(Set exercise) Beginning at the line that contains "Read out every word on this page.", reproduce every line to the end of the material without changing any of them.

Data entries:
-*-*-
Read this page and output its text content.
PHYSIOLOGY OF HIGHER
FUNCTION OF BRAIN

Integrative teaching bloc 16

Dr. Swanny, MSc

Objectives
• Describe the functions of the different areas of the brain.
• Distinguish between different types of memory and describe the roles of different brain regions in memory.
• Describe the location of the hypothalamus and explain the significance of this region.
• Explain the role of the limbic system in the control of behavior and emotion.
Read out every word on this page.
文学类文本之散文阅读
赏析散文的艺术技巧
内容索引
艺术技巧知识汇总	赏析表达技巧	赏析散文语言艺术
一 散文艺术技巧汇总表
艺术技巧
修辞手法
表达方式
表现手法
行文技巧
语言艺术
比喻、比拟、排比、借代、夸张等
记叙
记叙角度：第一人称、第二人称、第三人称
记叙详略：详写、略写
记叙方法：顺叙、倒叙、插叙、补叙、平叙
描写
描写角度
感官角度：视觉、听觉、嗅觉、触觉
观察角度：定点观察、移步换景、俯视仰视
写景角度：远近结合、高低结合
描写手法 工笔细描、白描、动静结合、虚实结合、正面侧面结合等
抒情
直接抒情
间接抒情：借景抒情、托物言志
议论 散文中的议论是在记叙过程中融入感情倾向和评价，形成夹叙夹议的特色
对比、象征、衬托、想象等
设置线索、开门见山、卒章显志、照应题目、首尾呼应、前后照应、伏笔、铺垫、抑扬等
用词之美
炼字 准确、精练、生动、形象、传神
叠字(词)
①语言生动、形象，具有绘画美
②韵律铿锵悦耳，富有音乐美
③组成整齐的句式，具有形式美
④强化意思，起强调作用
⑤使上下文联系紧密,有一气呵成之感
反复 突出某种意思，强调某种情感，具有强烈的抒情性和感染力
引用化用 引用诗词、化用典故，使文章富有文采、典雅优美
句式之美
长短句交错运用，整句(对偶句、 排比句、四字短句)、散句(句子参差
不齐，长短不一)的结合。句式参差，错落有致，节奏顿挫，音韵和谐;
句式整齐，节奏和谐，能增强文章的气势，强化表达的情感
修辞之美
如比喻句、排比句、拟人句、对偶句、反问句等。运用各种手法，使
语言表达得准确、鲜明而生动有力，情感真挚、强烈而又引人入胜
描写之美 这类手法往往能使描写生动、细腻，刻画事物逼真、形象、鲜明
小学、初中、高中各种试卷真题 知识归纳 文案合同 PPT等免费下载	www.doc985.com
-*-*-
(The solution)
Read out every word on this page.
文学类文本之散文阅读
赏析散文的艺术技巧
内容索引
艺术技巧知识汇总	赏析表达技巧	赏析散文语言艺术
一 散文艺术技巧汇总表
艺术技巧
修辞手法
表达方式
表现手法
行文技巧
语言艺术
比喻、比拟、排比、借代、夸张等
记叙
记叙角度：第一人称、第二人称、第三人称
记叙详略：详写、略写
记叙方法：顺叙、倒叙、插叙、补叙、平叙
描写
描写角度
感官角度：视觉、听觉、嗅觉、触觉
观察角度：定点观察、移步换景、俯视仰视
写景角度：远近结合、高低结合
描写手法 工笔细描、白描、动静结合、虚实结合、正面侧面结合等
抒情
直接抒情
间接抒情：借景抒情、托物言志
议论 散文中的议论是在记叙过程中融入感情倾向和评价，形成夹叙夹议的特色
对比、象征、衬托、想象等
设置线索、开门见山、卒章显志、照应题目、首尾呼应、前后照应、伏笔、铺垫、抑扬等
用词之美
炼字 准确、精练、生动、形象、传神
叠字(词)
①语言生动、形象，具有绘画美
②韵律铿锵悦耳，富有音乐美
③组成整齐的句式，具有形式美
④强化意思，起强调作用
⑤使上下文联系紧密,有一气呵成之感
反复 突出某种意思，强调某种情感，具有强烈的抒情性和感染力
引用化用 引用诗词、化用典故，使文章富有文采、典雅优美
句式之美
长短句交错运用，整句(对偶句、 排比句、四字短句)、散句(句子参差
不齐，长短不一)的结合。句式参差，错落有致，节奏顿挫，音韵和谐;
句式整齐，节奏和谐，能增强文章的气势，强化表达的情感
修辞之美
如比喻句、排比句、拟人句、对偶句、反问句等。运用各种手法，使
语言表达得准确、鲜明而生动有力，情感真挚、强烈而又引人入胜
描写之美 这类手法往往能使描写生动、细腻，刻画事物逼真、形象、鲜明
小学、初中、高中各种试卷真题 知识归纳 文案合同 PPT等免费下载	www.doc985.com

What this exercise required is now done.